>>>>>

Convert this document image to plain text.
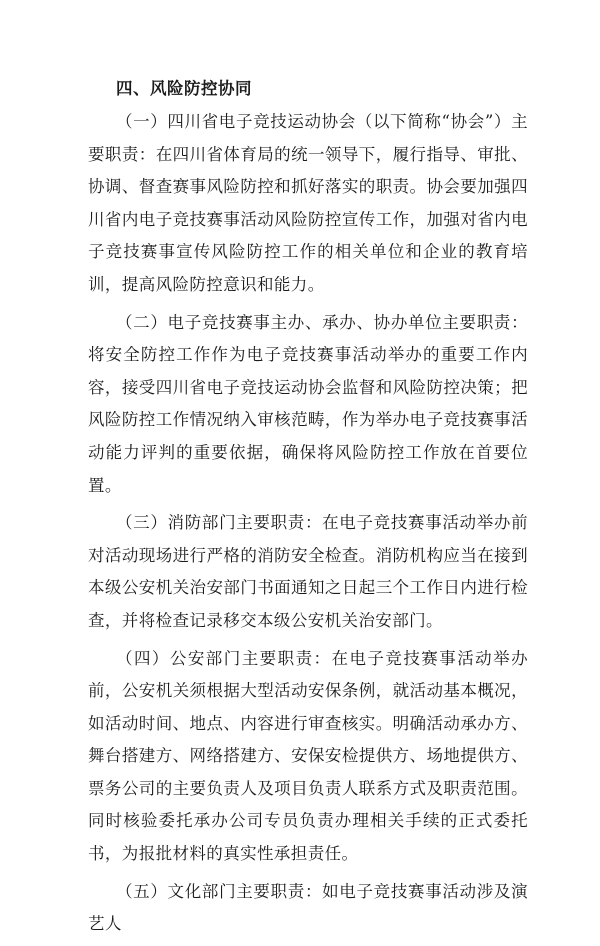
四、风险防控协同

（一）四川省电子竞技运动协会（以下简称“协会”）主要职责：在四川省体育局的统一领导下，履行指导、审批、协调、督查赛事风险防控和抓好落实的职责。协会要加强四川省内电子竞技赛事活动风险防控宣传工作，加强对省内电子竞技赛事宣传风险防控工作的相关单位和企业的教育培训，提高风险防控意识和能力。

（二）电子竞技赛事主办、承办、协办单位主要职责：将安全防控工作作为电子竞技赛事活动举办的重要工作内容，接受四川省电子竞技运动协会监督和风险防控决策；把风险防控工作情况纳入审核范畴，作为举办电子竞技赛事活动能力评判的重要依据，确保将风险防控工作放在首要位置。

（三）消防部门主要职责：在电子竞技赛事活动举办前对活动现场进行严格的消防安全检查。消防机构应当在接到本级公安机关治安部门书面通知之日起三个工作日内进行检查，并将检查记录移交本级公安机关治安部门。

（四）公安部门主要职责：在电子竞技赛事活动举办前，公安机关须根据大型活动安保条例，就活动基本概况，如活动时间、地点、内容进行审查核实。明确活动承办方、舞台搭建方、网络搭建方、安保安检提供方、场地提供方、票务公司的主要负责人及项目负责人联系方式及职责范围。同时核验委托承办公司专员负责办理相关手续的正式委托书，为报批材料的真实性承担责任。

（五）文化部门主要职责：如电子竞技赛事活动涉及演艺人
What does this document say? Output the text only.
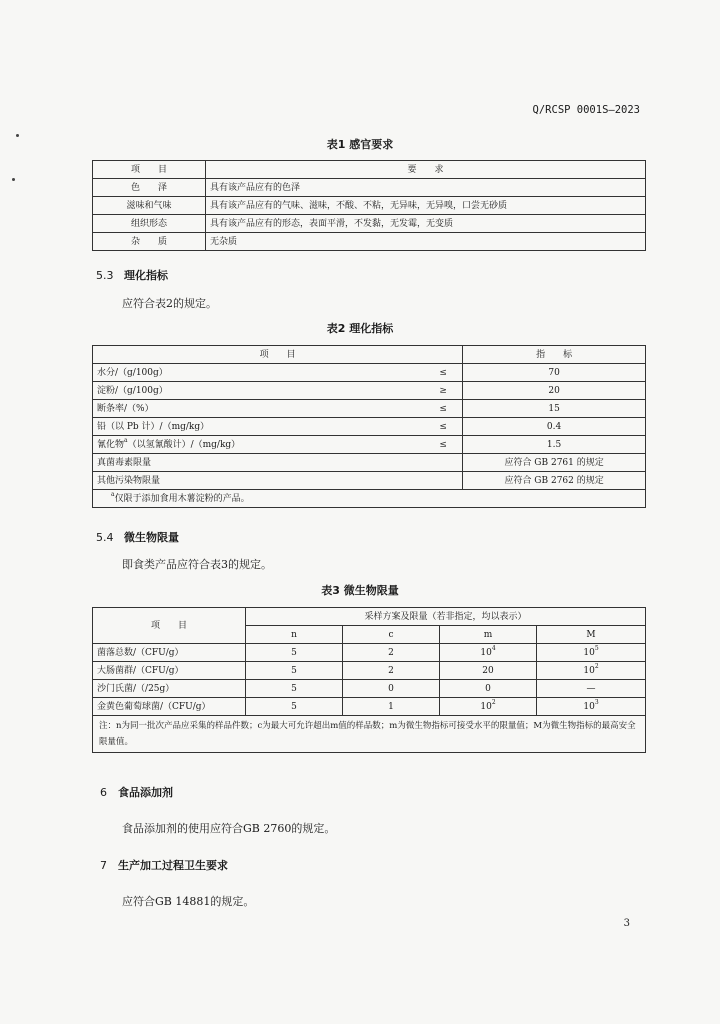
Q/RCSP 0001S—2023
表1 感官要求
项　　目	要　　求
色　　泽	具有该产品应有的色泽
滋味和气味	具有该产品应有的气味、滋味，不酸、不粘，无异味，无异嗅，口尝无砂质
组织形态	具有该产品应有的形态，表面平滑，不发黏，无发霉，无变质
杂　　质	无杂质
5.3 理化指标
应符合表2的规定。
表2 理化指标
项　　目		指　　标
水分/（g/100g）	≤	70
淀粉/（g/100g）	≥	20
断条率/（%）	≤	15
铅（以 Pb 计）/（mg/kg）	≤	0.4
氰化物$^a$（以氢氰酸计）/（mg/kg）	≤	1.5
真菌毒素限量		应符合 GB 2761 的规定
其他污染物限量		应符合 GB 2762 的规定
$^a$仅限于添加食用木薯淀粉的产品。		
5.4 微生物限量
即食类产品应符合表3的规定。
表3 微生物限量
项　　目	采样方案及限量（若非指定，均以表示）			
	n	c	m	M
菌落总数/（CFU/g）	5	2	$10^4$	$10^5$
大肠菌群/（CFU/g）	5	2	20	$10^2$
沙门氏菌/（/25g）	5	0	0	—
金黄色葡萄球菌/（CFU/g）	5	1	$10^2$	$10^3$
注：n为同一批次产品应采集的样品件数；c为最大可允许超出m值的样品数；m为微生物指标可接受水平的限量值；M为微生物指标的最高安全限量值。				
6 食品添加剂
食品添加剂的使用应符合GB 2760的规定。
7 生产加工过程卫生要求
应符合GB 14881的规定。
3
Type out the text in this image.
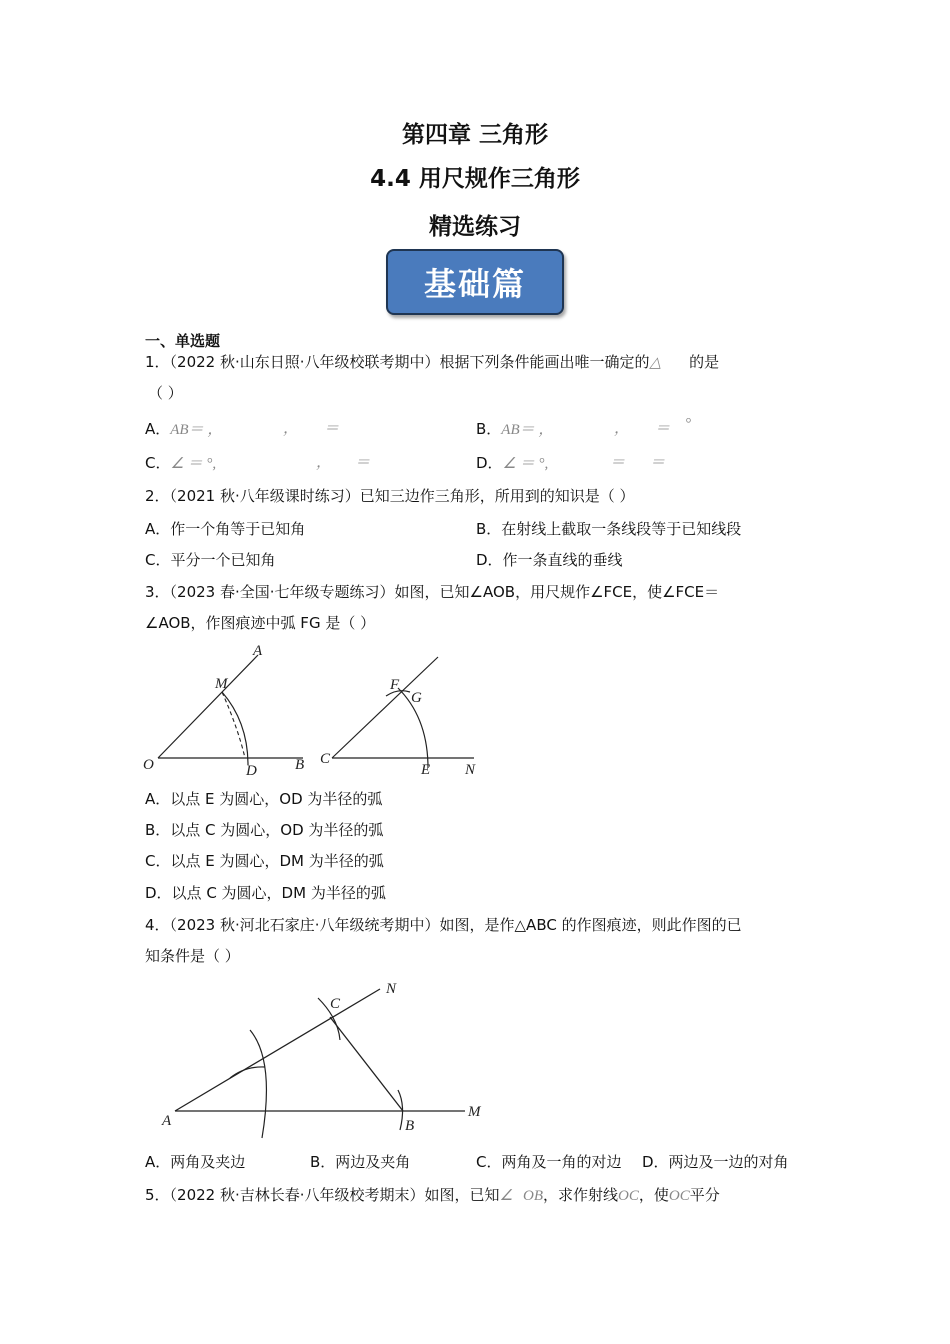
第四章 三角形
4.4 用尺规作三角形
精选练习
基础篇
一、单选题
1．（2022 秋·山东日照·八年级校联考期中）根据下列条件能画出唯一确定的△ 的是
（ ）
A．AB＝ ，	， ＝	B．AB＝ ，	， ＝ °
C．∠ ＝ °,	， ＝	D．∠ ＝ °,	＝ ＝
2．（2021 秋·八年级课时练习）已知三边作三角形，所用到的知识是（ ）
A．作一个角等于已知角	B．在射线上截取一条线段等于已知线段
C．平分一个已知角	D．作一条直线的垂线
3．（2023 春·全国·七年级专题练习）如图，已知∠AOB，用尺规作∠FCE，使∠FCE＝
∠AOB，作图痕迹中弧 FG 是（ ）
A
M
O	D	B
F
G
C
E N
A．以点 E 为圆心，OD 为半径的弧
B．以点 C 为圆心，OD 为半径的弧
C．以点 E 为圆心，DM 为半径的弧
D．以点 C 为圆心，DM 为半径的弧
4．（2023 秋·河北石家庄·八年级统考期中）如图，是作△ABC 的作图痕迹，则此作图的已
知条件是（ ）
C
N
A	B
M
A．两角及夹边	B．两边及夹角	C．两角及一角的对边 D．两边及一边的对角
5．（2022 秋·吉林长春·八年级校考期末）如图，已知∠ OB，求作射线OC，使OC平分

<<<<<

*OBJECTIVE*: Select and copy every line of the material that holds the string "this".

*REPLY*:
Convert this document image to plain text.
What does this document say? Output the text only.
Type out the text in this image.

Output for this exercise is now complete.